[Exercise data]:
▽
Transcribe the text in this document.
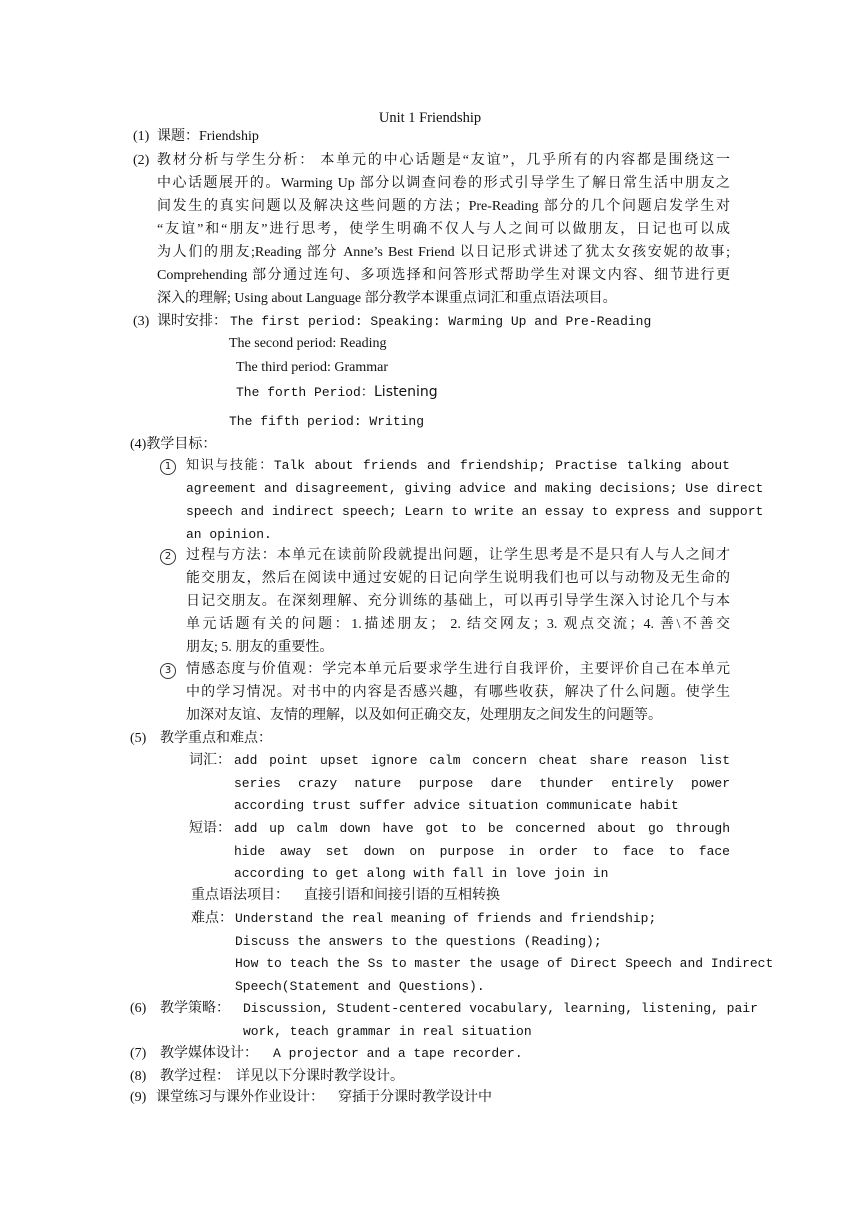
Unit 1 Friendship
(1) 课题：Friendship
(2) 教材分析与学生分析： 本单元的中心话题是“友谊”，几乎所有的内容都是围绕这一
中心话题展开的。Warming Up 部分以调查问卷的形式引导学生了解日常生活中朋友之
间发生的真实问题以及解决这些问题的方法；Pre-Reading 部分的几个问题启发学生对
“友谊”和“朋友”进行思考，使学生明确不仅人与人之间可以做朋友，日记也可以成
为人们的朋友;Reading 部分 Anne’s Best Friend 以日记形式讲述了犹太女孩安妮的故事;
Comprehending 部分通过连句、多项选择和问答形式帮助学生对课文内容、细节进行更
深入的理解; Using about Language 部分教学本课重点词汇和重点语法项目。
(3) 课时安排： The first period: Speaking: Warming Up and Pre-Reading
The second period: Reading
The third period: Grammar
The forth Period： Listening
The fifth period: Writing
(4)教学目标：
1	知识与技能：Talk about friends and friendship; Practise talking about
agreement and disagreement, giving advice and making decisions; Use direct
speech and indirect speech; Learn to write an essay to express and support
an opinion.
2	过程与方法：本单元在读前阶段就提出问题，让学生思考是不是只有人与人之间才
能交朋友，然后在阅读中通过安妮的日记向学生说明我们也可以与动物及无生命的
日记交朋友。在深刻理解、充分训练的基础上，可以再引导学生深入讨论几个与本
单元话题有关的问题：1.描述朋友； 2. 结交网友；3. 观点交流；4. 善\不善交
朋友; 5. 朋友的重要性。
3	情感态度与价值观：学完本单元后要求学生进行自我评价，主要评价自己在本单元
中的学习情况。对书中的内容是否感兴趣，有哪些收获，解决了什么问题。使学生
加深对友谊、友情的理解，以及如何正确交友，处理朋友之间发生的问题等。
(5) 教学重点和难点：
词汇： add point upset ignore calm concern cheat share reason list
series crazy nature purpose dare thunder entirely power
according trust suffer advice situation communicate habit
短语： add up calm down have got to be concerned about go through
hide away set down on purpose in order to face to face
according to get along with fall in love join in
重点语法项目： 直接引语和间接引语的互相转换
难点： Understand the real meaning of friends and friendship;
Discuss the answers to the questions (Reading);
How to teach the Ss to master the usage of Direct Speech and Indirect
Speech(Statement and Questions).
(6) 教学策略： Discussion, Student-centered vocabulary, learning, listening, pair
work, teach grammar in real situation
(7) 教学媒体设计： A projector and a tape recorder.
(8) 教学过程： 详见以下分课时教学设计。
(9) 课堂练习与课外作业设计： 穿插于分课时教学设计中
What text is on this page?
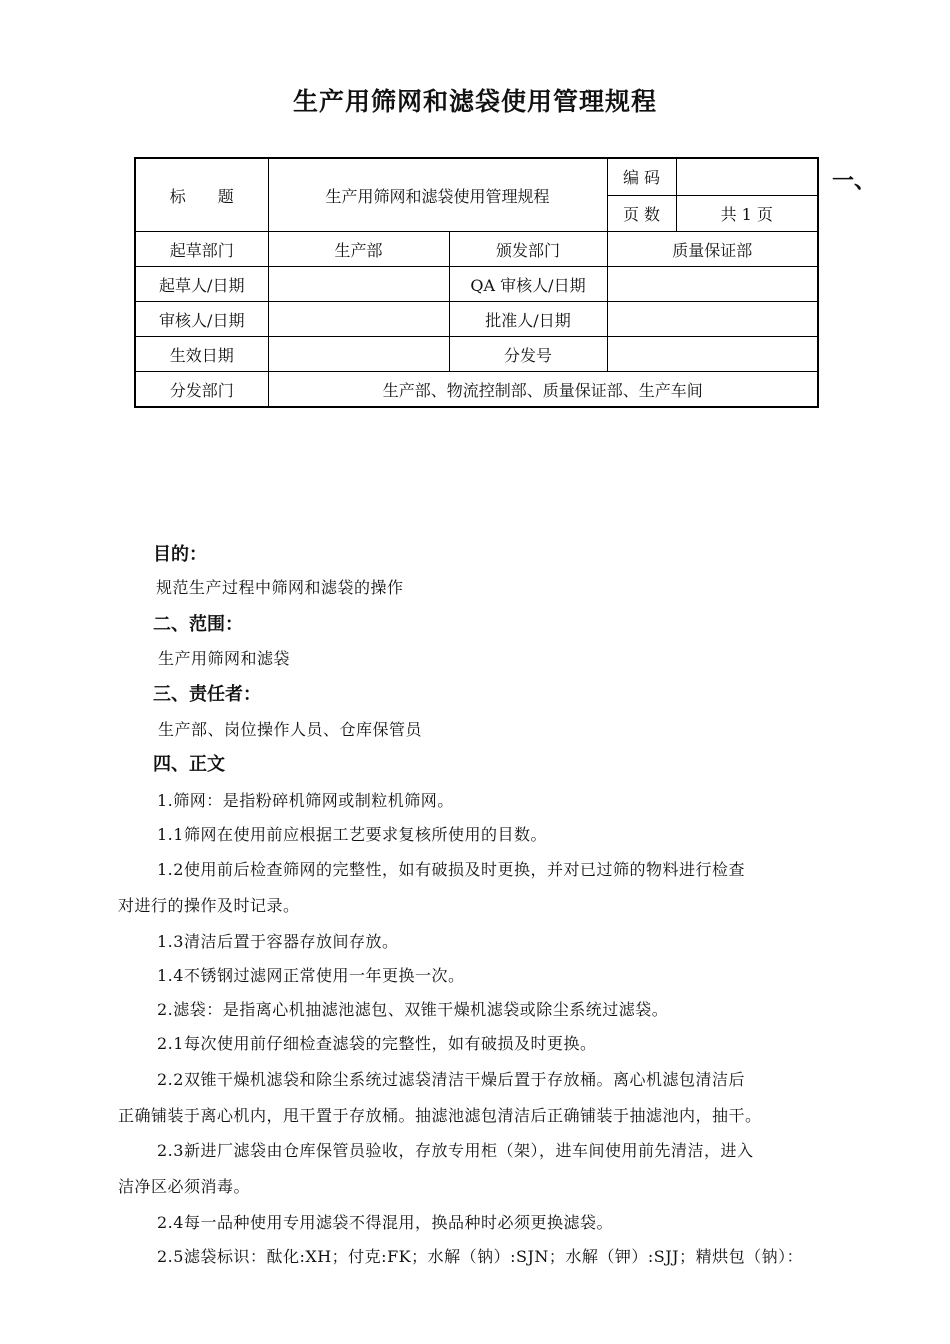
生产用筛网和滤袋使用管理规程
标　　题	生产用筛网和滤袋使用管理规程		编 码	
			页 数	共 1 页
起草部门	生产部	颁发部门	质量保证部	
起草人/日期		QA 审核人/日期		
审核人/日期		批准人/日期		
生效日期		分发号		
分发部门	生产部、物流控制部、质量保证部、生产车间			
一、
目的：
规范生产过程中筛网和滤袋的操作
二、范围：
生产用筛网和滤袋
三、责任者：
生产部、岗位操作人员、仓库保管员
四、正文
1.筛网：是指粉碎机筛网或制粒机筛网。
1.1筛网在使用前应根据工艺要求复核所使用的目数。
1.2使用前后检查筛网的完整性，如有破损及时更换，并对已过筛的物料进行检查
对进行的操作及时记录。
1.3清洁后置于容器存放间存放。
1.4不锈钢过滤网正常使用一年更换一次。
2.滤袋：是指离心机抽滤池滤包、双锥干燥机滤袋或除尘系统过滤袋。
2.1每次使用前仔细检查滤袋的完整性，如有破损及时更换。
2.2双锥干燥机滤袋和除尘系统过滤袋清洁干燥后置于存放桶。离心机滤包清洁后
正确铺装于离心机内，甩干置于存放桶。抽滤池滤包清洁后正确铺装于抽滤池内，抽干。
2.3新进厂滤袋由仓库保管员验收，存放专用柜（架），进车间使用前先清洁，进入
洁净区必须消毒。
2.4每一品种使用专用滤袋不得混用，换品种时必须更换滤袋。
2.5滤袋标识：酞化:XH；付克:FK；水解（钠）:SJN；水解（钾）:SJJ；精烘包（钠）：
△
[Task to complete]: Return every line from the records above that holds the word "this".

[Reply]:
Transcribe the text in this document.
What text is on this page?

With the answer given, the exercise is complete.